◆ **WRITTEN INSTRUCTION**:
Please rewrite the material starting with the line containing "What elements are" and going on through the line containing "- x-tick-label: 2016: [641, 926, 646, 948]", switching "series-line" to "trend-line" and keeping everything else the same.

◆ **DATASET EXTRACT**:
■ ■ ■ ■ ■

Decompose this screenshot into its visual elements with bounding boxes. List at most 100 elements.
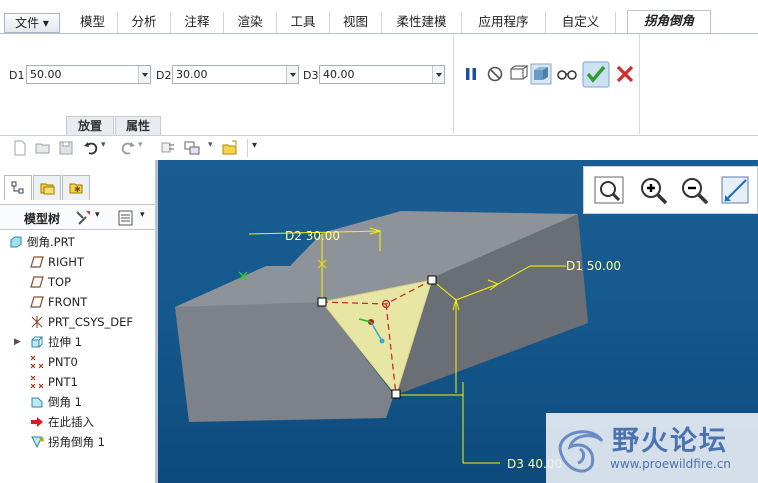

■ ■ ■ ■ ■

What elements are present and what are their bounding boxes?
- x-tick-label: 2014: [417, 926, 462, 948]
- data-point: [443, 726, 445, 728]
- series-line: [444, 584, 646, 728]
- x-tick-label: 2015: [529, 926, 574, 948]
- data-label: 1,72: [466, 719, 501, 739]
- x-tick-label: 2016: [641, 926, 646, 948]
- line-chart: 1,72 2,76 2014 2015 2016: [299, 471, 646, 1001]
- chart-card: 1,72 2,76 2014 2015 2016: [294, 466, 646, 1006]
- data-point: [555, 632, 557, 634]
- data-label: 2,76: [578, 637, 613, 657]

■ ■ ■ ■ ■

◆ **RESPONSE TO THE TASK**:
What elements are present and what are their bounding boxes?
- x-tick-label: 2014: [417, 926, 462, 948]
- data-point: [443, 726, 445, 728]
- trend-line: [444, 584, 646, 728]
- x-tick-label: 2015: [529, 926, 574, 948]
- data-label: 1,72: [466, 719, 501, 739]
- x-tick-label: 2016: [641, 926, 646, 948]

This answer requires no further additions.